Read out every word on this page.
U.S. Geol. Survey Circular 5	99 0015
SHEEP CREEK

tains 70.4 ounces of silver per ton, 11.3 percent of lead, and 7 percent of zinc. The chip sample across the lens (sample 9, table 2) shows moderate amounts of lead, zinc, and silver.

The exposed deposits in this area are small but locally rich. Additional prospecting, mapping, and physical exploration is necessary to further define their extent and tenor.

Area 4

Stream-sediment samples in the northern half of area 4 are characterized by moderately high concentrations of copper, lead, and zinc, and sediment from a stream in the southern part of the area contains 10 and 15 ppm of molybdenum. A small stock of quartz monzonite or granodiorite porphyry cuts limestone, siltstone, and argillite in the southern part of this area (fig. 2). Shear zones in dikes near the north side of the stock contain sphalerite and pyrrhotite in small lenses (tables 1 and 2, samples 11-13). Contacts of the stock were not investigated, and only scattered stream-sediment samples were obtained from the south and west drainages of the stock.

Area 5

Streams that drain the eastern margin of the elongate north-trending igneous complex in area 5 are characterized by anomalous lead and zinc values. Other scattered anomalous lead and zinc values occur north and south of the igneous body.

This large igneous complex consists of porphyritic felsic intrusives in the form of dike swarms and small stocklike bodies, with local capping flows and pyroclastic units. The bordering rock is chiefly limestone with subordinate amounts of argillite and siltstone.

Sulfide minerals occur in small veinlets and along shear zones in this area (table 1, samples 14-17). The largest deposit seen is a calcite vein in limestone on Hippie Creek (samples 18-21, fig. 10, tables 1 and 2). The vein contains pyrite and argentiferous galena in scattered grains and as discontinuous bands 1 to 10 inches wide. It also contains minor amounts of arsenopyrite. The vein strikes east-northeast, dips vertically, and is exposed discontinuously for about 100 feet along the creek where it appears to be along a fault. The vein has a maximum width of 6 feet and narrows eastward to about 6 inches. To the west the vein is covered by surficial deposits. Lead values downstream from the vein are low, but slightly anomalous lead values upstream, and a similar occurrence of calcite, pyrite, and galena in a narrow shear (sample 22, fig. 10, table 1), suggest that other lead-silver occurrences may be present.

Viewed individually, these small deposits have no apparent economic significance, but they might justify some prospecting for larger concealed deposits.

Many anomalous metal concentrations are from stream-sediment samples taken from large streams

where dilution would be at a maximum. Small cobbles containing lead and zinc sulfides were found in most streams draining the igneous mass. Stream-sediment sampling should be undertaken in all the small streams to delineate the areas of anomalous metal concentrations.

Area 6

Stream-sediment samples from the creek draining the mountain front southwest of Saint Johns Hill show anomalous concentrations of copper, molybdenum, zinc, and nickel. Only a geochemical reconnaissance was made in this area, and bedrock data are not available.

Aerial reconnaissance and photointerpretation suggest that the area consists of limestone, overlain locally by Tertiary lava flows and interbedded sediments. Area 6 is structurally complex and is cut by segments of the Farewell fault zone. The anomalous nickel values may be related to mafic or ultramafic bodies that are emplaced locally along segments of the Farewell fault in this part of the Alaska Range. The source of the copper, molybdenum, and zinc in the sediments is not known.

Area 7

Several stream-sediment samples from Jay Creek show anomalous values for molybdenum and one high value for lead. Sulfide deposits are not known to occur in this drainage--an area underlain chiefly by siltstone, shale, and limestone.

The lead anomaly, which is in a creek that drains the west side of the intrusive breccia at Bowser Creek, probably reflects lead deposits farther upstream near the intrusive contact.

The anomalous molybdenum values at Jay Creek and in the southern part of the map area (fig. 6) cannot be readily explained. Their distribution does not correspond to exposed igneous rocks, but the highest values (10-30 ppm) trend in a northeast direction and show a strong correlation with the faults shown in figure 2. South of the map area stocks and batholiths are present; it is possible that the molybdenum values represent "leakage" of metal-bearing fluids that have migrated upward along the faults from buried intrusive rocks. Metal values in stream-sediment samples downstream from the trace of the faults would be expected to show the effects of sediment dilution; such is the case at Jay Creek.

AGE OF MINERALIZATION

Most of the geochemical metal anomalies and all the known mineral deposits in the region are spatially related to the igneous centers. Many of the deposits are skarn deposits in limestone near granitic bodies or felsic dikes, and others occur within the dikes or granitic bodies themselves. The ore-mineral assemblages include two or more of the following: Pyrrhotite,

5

______

● Your instructions
Search the listing for the string "felsic". Copy each line where it turns up.

● Task response
This large igneous complex consists of porphyritic felsic intrusives in the form of dike swarms and small stocklike bodies, with local capping flows and pyroclastic units. The bordering rock is chiefly limestone with subordinate amounts of argillite and siltstone.
Most of the geochemical metal anomalies and all the known mineral deposits in the region are spatially related to the igneous centers. Many of the deposits are skarn deposits in limestone near granitic bodies or felsic dikes, and others occur within the dikes or granitic bodies themselves. The ore-mineral assemblages include two or more of the following: Pyrrhotite,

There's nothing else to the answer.